[Your instructions] Extract the records below word for word and ignore the images.

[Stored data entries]
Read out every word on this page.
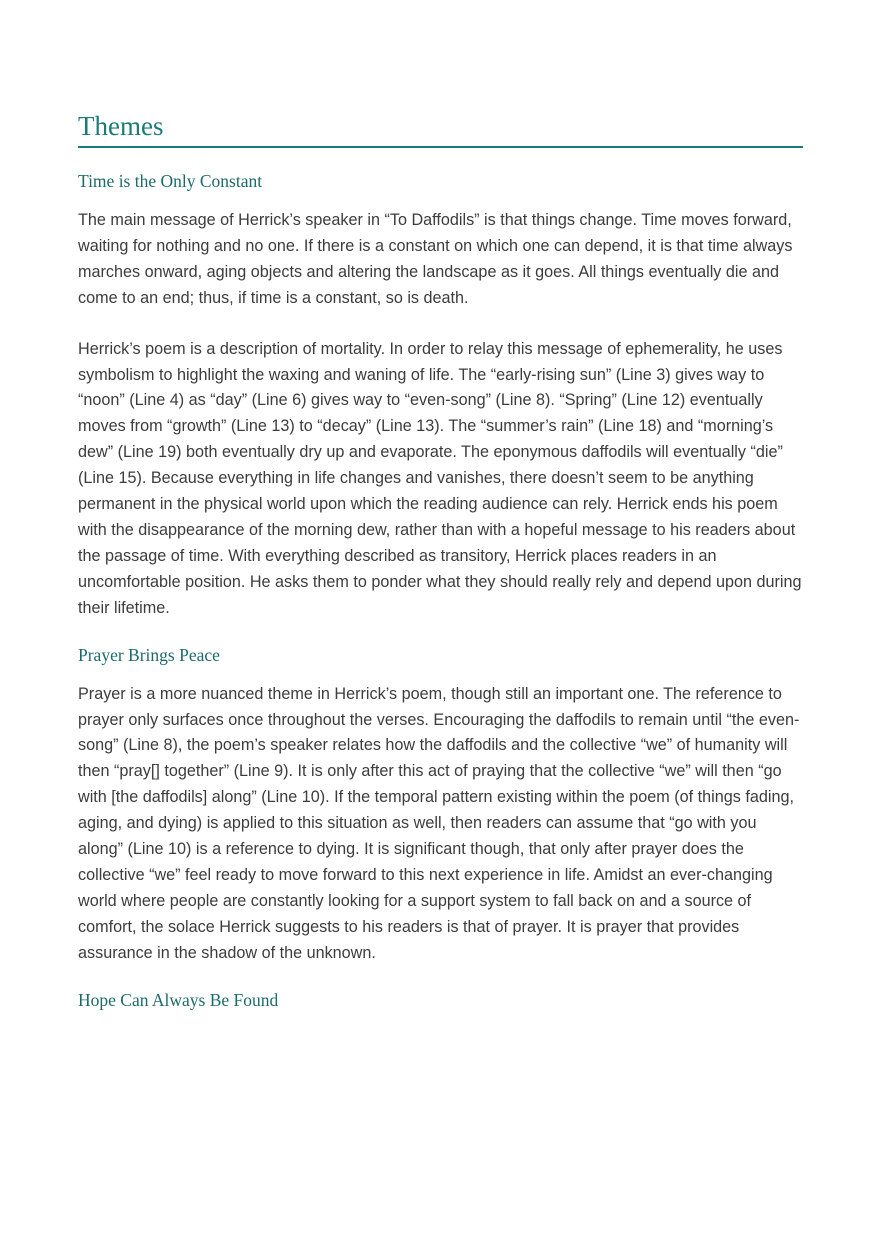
Themes
Time is the Only Constant

The main message of Herrick’s speaker in “To Daffodils” is that things change. Time moves forward, waiting for nothing and no one. If there is a constant on which one can depend, it is that time always marches onward, aging objects and altering the landscape as it goes. All things eventually die and come to an end; thus, if time is a constant, so is death.

Herrick’s poem is a description of mortality. In order to relay this message of ephemerality, he uses symbolism to highlight the waxing and waning of life. The “early-rising sun” (Line 3) gives way to “noon” (Line 4) as “day” (Line 6) gives way to “even-song” (Line 8). “Spring” (Line 12) eventually moves from “growth” (Line 13) to “decay” (Line 13). The “summer’s rain” (Line 18) and “morning’s dew” (Line 19) both eventually dry up and evaporate. The eponymous daffodils will eventually “die” (Line 15). Because everything in life changes and vanishes, there doesn’t seem to be anything permanent in the physical world upon which the reading audience can rely. Herrick ends his poem with the disappearance of the morning dew, rather than with a hopeful message to his readers about the passage of time. With everything described as transitory, Herrick places readers in an uncomfortable position. He asks them to ponder what they should really rely and depend upon during their lifetime.

Prayer Brings Peace

Prayer is a more nuanced theme in Herrick’s poem, though still an important one. The reference to prayer only surfaces once throughout the verses. Encouraging the daffodils to remain until “the even-song” (Line 8), the poem’s speaker relates how the daffodils and the collective “we” of humanity will then “pray[] together” (Line 9). It is only after this act of praying that the collective “we” will then “go with [the daffodils] along” (Line 10). If the temporal pattern existing within the poem (of things fading, aging, and dying) is applied to this situation as well, then readers can assume that “go with you along” (Line 10) is a reference to dying. It is significant though, that only after prayer does the collective “we” feel ready to move forward to this next experience in life. Amidst an ever-changing world where people are constantly looking for a support system to fall back on and a source of comfort, the solace Herrick suggests to his readers is that of prayer. It is prayer that provides assurance in the shadow of the unknown.

Hope Can Always Be Found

[Result of this task]
Read out every word on this page.
Themes
Time is the Only Constant

The main message of Herrick’s speaker in “To Daffodils” is that things change. Time moves forward, waiting for nothing and no one. If there is a constant on which one can depend, it is that time always marches onward, aging objects and altering the landscape as it goes. All things eventually die and come to an end; thus, if time is a constant, so is death.

Herrick’s poem is a description of mortality. In order to relay this message of ephemerality, he uses symbolism to highlight the waxing and waning of life. The “early-rising sun” (Line 3) gives way to “noon” (Line 4) as “day” (Line 6) gives way to “even-song” (Line 8). “Spring” (Line 12) eventually moves from “growth” (Line 13) to “decay” (Line 13). The “summer’s rain” (Line 18) and “morning’s dew” (Line 19) both eventually dry up and evaporate. The eponymous daffodils will eventually “die” (Line 15). Because everything in life changes and vanishes, there doesn’t seem to be anything permanent in the physical world upon which the reading audience can rely. Herrick ends his poem with the disappearance of the morning dew, rather than with a hopeful message to his readers about the passage of time. With everything described as transitory, Herrick places readers in an uncomfortable position. He asks them to ponder what they should really rely and depend upon during their lifetime.

Prayer Brings Peace

Prayer is a more nuanced theme in Herrick’s poem, though still an important one. The reference to prayer only surfaces once throughout the verses. Encouraging the daffodils to remain until “the even-song” (Line 8), the poem’s speaker relates how the daffodils and the collective “we” of humanity will then “pray[] together” (Line 9). It is only after this act of praying that the collective “we” will then “go with [the daffodils] along” (Line 10). If the temporal pattern existing within the poem (of things fading, aging, and dying) is applied to this situation as well, then readers can assume that “go with you along” (Line 10) is a reference to dying. It is significant though, that only after prayer does the collective “we” feel ready to move forward to this next experience in life. Amidst an ever-changing world where people are constantly looking for a support system to fall back on and a source of comfort, the solace Herrick suggests to his readers is that of prayer. It is prayer that provides assurance in the shadow of the unknown.

Hope Can Always Be Found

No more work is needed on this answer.